» REQUIREMENTS
Repeat all the records exactly, omitting pictures.

» DATA TO PROCESS
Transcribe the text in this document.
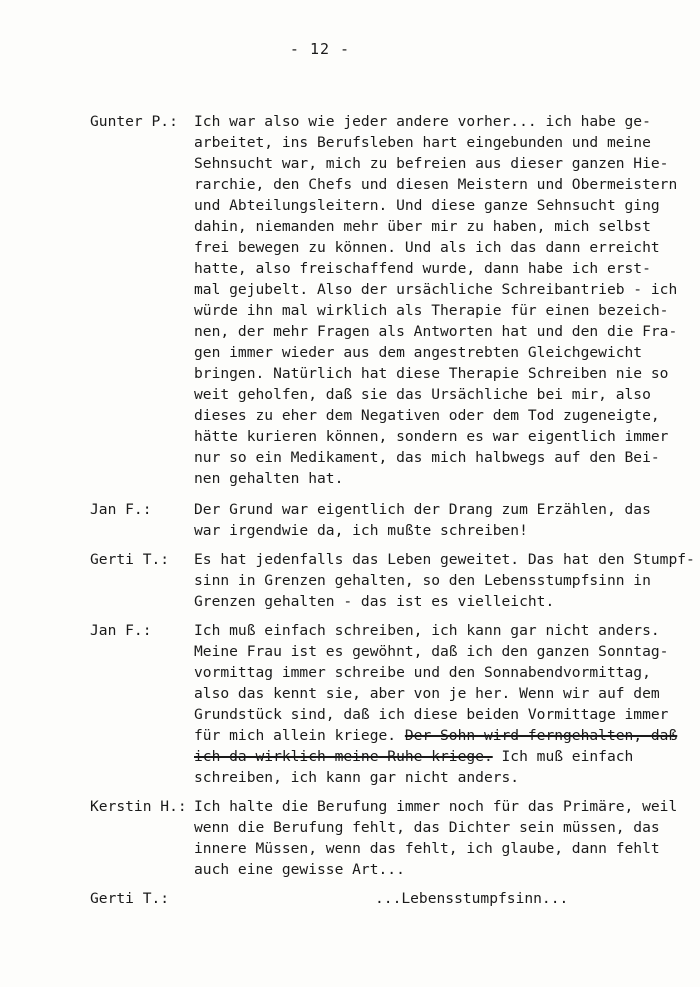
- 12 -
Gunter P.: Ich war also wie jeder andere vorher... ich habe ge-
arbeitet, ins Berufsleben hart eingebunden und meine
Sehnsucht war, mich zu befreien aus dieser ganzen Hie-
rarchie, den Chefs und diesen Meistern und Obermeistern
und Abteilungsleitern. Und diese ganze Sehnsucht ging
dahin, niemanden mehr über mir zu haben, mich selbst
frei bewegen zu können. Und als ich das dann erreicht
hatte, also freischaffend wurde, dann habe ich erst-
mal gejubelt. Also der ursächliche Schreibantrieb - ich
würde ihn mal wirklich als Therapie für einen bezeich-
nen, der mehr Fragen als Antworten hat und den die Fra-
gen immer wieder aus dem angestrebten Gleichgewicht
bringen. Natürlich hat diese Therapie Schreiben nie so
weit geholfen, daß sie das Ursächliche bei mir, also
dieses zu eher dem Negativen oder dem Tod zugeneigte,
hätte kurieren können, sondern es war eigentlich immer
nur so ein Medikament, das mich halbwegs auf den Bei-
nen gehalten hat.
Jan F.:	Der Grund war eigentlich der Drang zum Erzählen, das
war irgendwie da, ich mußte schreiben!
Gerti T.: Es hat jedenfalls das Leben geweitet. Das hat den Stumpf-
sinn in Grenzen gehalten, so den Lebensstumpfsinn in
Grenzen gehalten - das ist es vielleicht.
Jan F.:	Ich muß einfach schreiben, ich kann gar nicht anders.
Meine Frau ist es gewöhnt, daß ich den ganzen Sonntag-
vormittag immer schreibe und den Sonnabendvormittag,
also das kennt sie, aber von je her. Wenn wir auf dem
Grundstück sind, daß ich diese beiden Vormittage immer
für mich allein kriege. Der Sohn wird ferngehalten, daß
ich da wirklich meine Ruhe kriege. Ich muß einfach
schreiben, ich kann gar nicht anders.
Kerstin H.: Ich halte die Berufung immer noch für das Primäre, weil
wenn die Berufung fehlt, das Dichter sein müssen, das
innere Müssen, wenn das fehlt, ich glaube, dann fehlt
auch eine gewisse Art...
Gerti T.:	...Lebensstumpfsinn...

» ANSWER
Transcribe the text in this document.
- 12 -
Gunter P.: Ich war also wie jeder andere vorher... ich habe ge-
arbeitet, ins Berufsleben hart eingebunden und meine
Sehnsucht war, mich zu befreien aus dieser ganzen Hie-
rarchie, den Chefs und diesen Meistern und Obermeistern
und Abteilungsleitern. Und diese ganze Sehnsucht ging
dahin, niemanden mehr über mir zu haben, mich selbst
frei bewegen zu können. Und als ich das dann erreicht
hatte, also freischaffend wurde, dann habe ich erst-
mal gejubelt. Also der ursächliche Schreibantrieb - ich
würde ihn mal wirklich als Therapie für einen bezeich-
nen, der mehr Fragen als Antworten hat und den die Fra-
gen immer wieder aus dem angestrebten Gleichgewicht
bringen. Natürlich hat diese Therapie Schreiben nie so
weit geholfen, daß sie das Ursächliche bei mir, also
dieses zu eher dem Negativen oder dem Tod zugeneigte,
hätte kurieren können, sondern es war eigentlich immer
nur so ein Medikament, das mich halbwegs auf den Bei-
nen gehalten hat.
Jan F.:	Der Grund war eigentlich der Drang zum Erzählen, das
war irgendwie da, ich mußte schreiben!
Gerti T.: Es hat jedenfalls das Leben geweitet. Das hat den Stumpf-
sinn in Grenzen gehalten, so den Lebensstumpfsinn in
Grenzen gehalten - das ist es vielleicht.
Jan F.:	Ich muß einfach schreiben, ich kann gar nicht anders.
Meine Frau ist es gewöhnt, daß ich den ganzen Sonntag-
vormittag immer schreibe und den Sonnabendvormittag,
also das kennt sie, aber von je her. Wenn wir auf dem
Grundstück sind, daß ich diese beiden Vormittage immer
für mich allein kriege. Der Sohn wird ferngehalten, daß
ich da wirklich meine Ruhe kriege. Ich muß einfach
schreiben, ich kann gar nicht anders.
Kerstin H.: Ich halte die Berufung immer noch für das Primäre, weil
wenn die Berufung fehlt, das Dichter sein müssen, das
innere Müssen, wenn das fehlt, ich glaube, dann fehlt
auch eine gewisse Art...
Gerti T.:	...Lebensstumpfsinn...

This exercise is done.